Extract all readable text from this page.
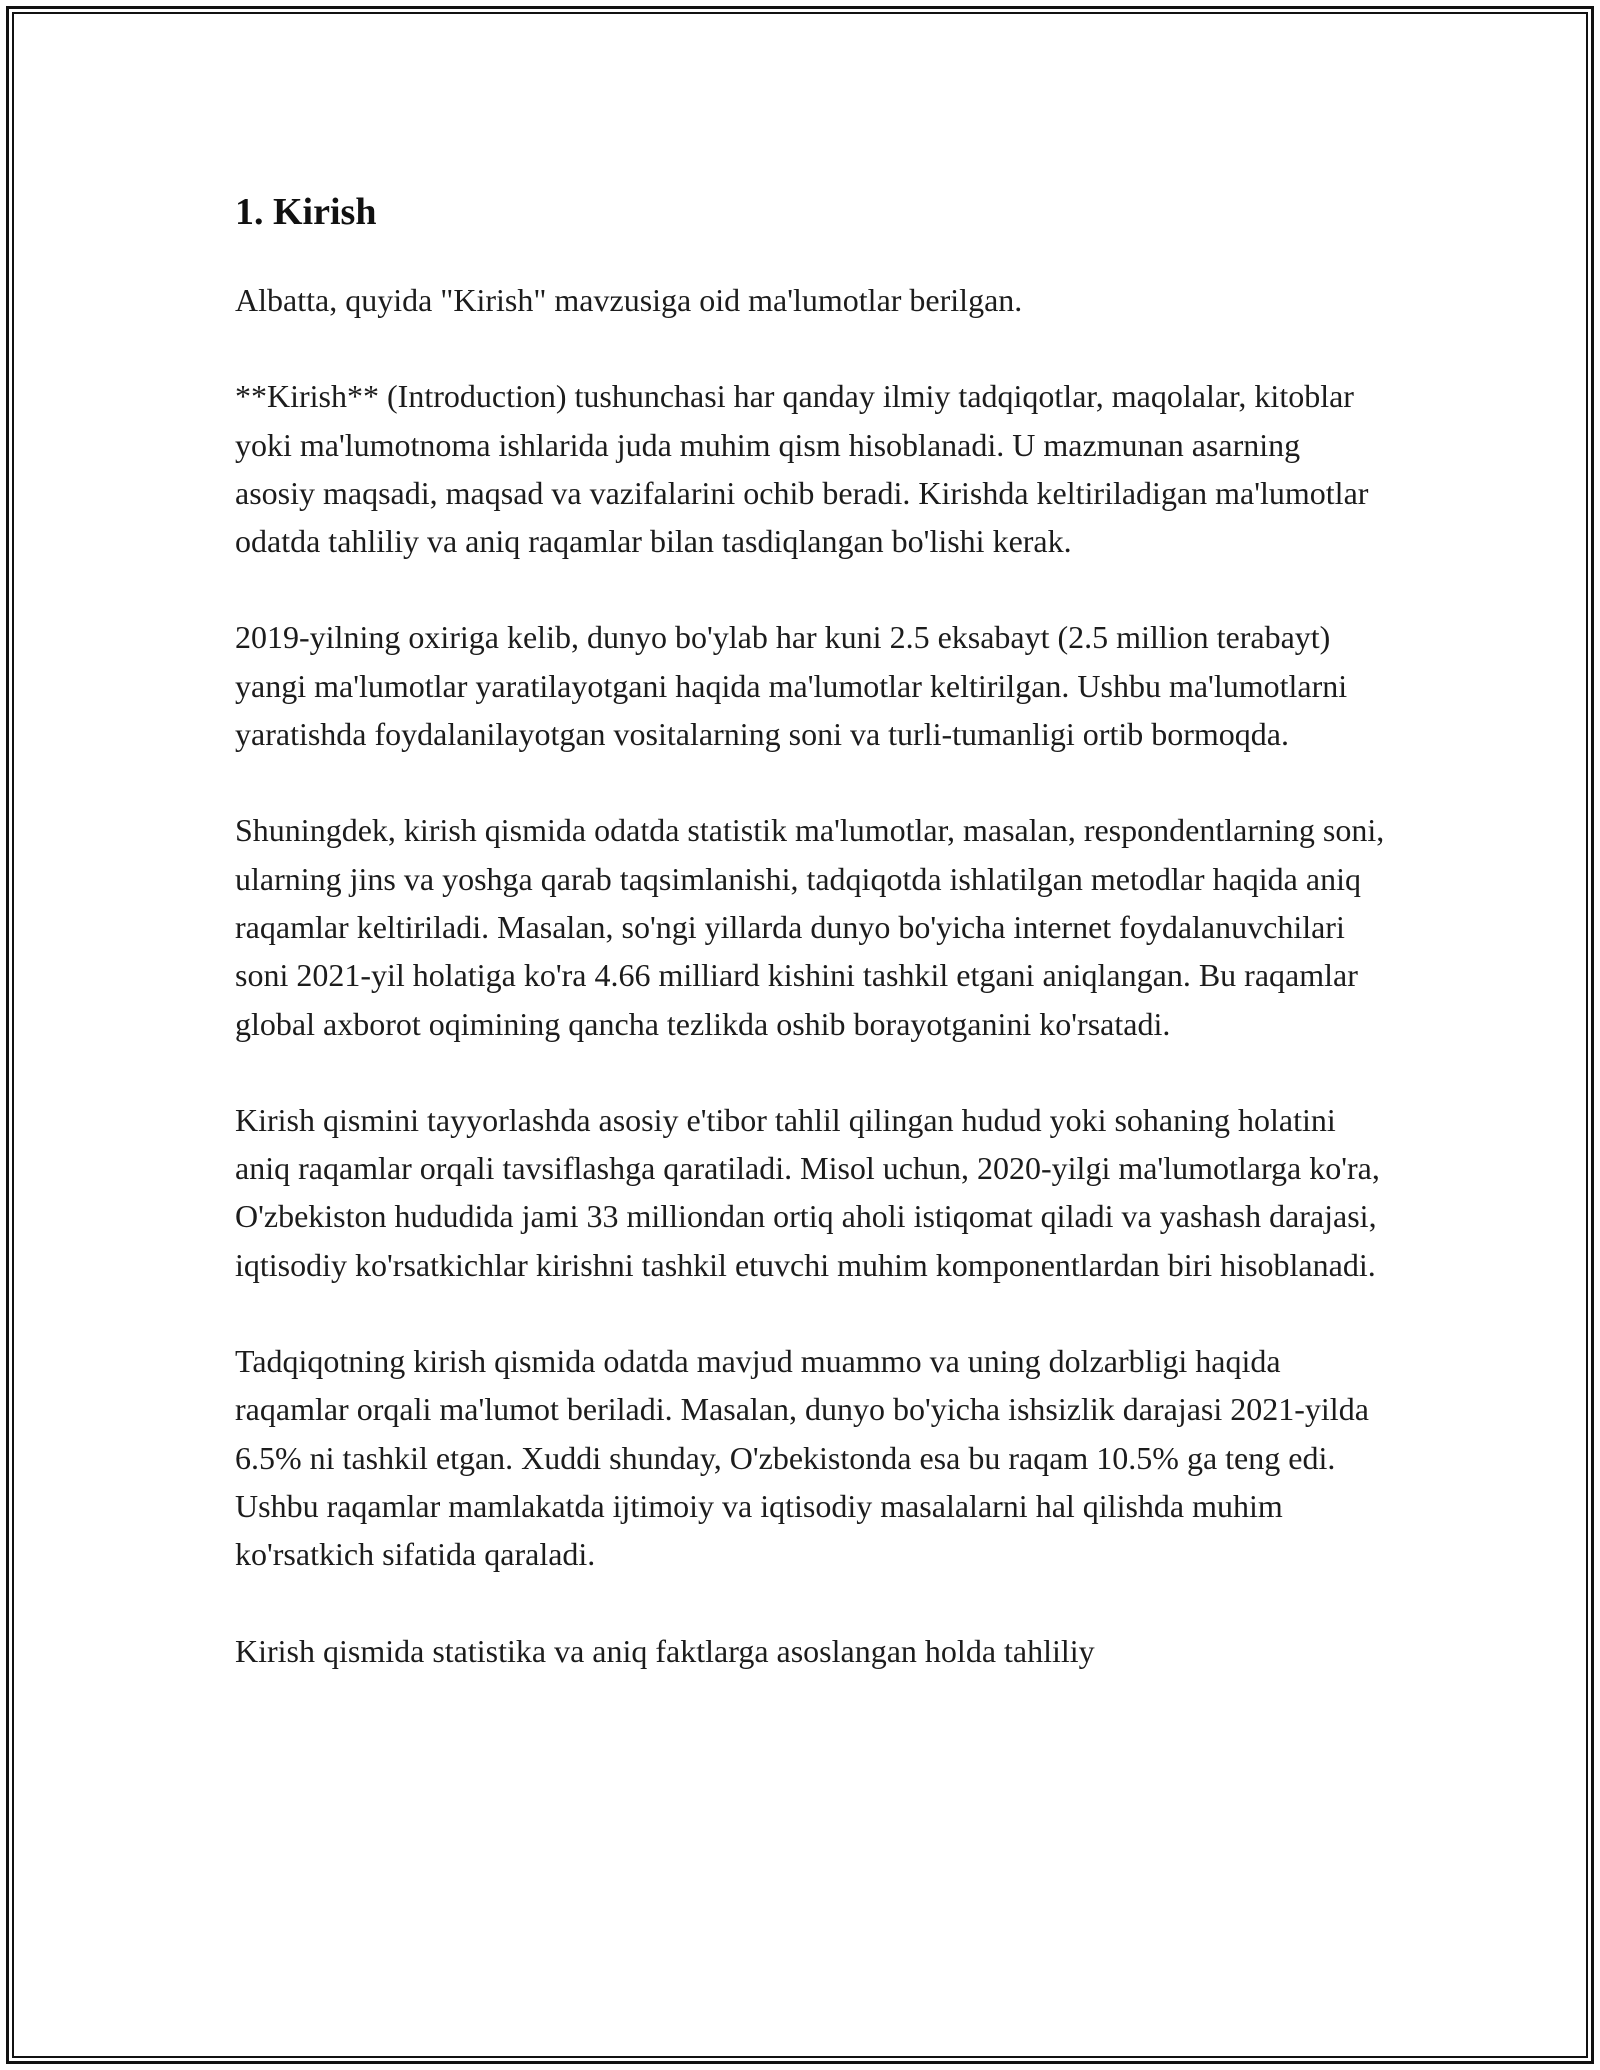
1. Kirish

Albatta, quyida "Kirish" mavzusiga oid ma'lumotlar berilgan.

**Kirish** (Introduction) tushunchasi har qanday ilmiy tadqiqotlar, maqolalar, kitoblar yoki ma'lumotnoma ishlarida juda muhim qism hisoblanadi. U mazmunan asarning asosiy maqsadi, maqsad va vazifalarini ochib beradi. Kirishda keltiriladigan ma'lumotlar odatda tahliliy va aniq raqamlar bilan tasdiqlangan bo'lishi kerak.

2019-yilning oxiriga kelib, dunyo bo'ylab har kuni 2.5 eksabayt (2.5 million terabayt) yangi ma'lumotlar yaratilayotgani haqida ma'lumotlar keltirilgan. Ushbu ma'lumotlarni yaratishda foydalanilayotgan vositalarning soni va turli-tumanligi ortib bormoqda.

Shuningdek, kirish qismida odatda statistik ma'lumotlar, masalan, respondentlarning soni, ularning jins va yoshga qarab taqsimlanishi, tadqiqotda ishlatilgan metodlar haqida aniq raqamlar keltiriladi. Masalan, so'ngi yillarda dunyo bo'yicha internet foydalanuvchilari soni 2021-yil holatiga ko'ra 4.66 milliard kishini tashkil etgani aniqlangan. Bu raqamlar global axborot oqimining qancha tezlikda oshib borayotganini ko'rsatadi.

Kirish qismini tayyorlashda asosiy e'tibor tahlil qilingan hudud yoki sohaning holatini aniq raqamlar orqali tavsiflashga qaratiladi. Misol uchun, 2020-yilgi ma'lumotlarga ko'ra, O'zbekiston hududida jami 33 milliondan ortiq aholi istiqomat qiladi va yashash darajasi, iqtisodiy ko'rsatkichlar kirishni tashkil etuvchi muhim komponentlardan biri hisoblanadi.

Tadqiqotning kirish qismida odatda mavjud muammo va uning dolzarbligi haqida raqamlar orqali ma'lumot beriladi. Masalan, dunyo bo'yicha ishsizlik darajasi 2021-yilda 6.5% ni tashkil etgan. Xuddi shunday, O'zbekistonda esa bu raqam 10.5% ga teng edi. Ushbu raqamlar mamlakatda ijtimoiy va iqtisodiy masalalarni hal qilishda muhim ko'rsatkich sifatida qaraladi.

Kirish qismida statistika va aniq faktlarga asoslangan holda tahliliy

══════════════════════════════

WRITTEN REQUEST:
Retype every record above exactly as written, but leave out the pictures.

THE ANSWER:
Extract all readable text from this page.
1. Kirish

Albatta, quyida "Kirish" mavzusiga oid ma'lumotlar berilgan.

**Kirish** (Introduction) tushunchasi har qanday ilmiy tadqiqotlar, maqolalar, kitoblar yoki ma'lumotnoma ishlarida juda muhim qism hisoblanadi. U mazmunan asarning asosiy maqsadi, maqsad va vazifalarini ochib beradi. Kirishda keltiriladigan ma'lumotlar odatda tahliliy va aniq raqamlar bilan tasdiqlangan bo'lishi kerak.

2019-yilning oxiriga kelib, dunyo bo'ylab har kuni 2.5 eksabayt (2.5 million terabayt) yangi ma'lumotlar yaratilayotgani haqida ma'lumotlar keltirilgan. Ushbu ma'lumotlarni yaratishda foydalanilayotgan vositalarning soni va turli-tumanligi ortib bormoqda.

Shuningdek, kirish qismida odatda statistik ma'lumotlar, masalan, respondentlarning soni, ularning jins va yoshga qarab taqsimlanishi, tadqiqotda ishlatilgan metodlar haqida aniq raqamlar keltiriladi. Masalan, so'ngi yillarda dunyo bo'yicha internet foydalanuvchilari soni 2021-yil holatiga ko'ra 4.66 milliard kishini tashkil etgani aniqlangan. Bu raqamlar global axborot oqimining qancha tezlikda oshib borayotganini ko'rsatadi.

Kirish qismini tayyorlashda asosiy e'tibor tahlil qilingan hudud yoki sohaning holatini aniq raqamlar orqali tavsiflashga qaratiladi. Misol uchun, 2020-yilgi ma'lumotlarga ko'ra, O'zbekiston hududida jami 33 milliondan ortiq aholi istiqomat qiladi va yashash darajasi, iqtisodiy ko'rsatkichlar kirishni tashkil etuvchi muhim komponentlardan biri hisoblanadi.

Tadqiqotning kirish qismida odatda mavjud muammo va uning dolzarbligi haqida raqamlar orqali ma'lumot beriladi. Masalan, dunyo bo'yicha ishsizlik darajasi 2021-yilda 6.5% ni tashkil etgan. Xuddi shunday, O'zbekistonda esa bu raqam 10.5% ga teng edi. Ushbu raqamlar mamlakatda ijtimoiy va iqtisodiy masalalarni hal qilishda muhim ko'rsatkich sifatida qaraladi.

Kirish qismida statistika va aniq faktlarga asoslangan holda tahliliy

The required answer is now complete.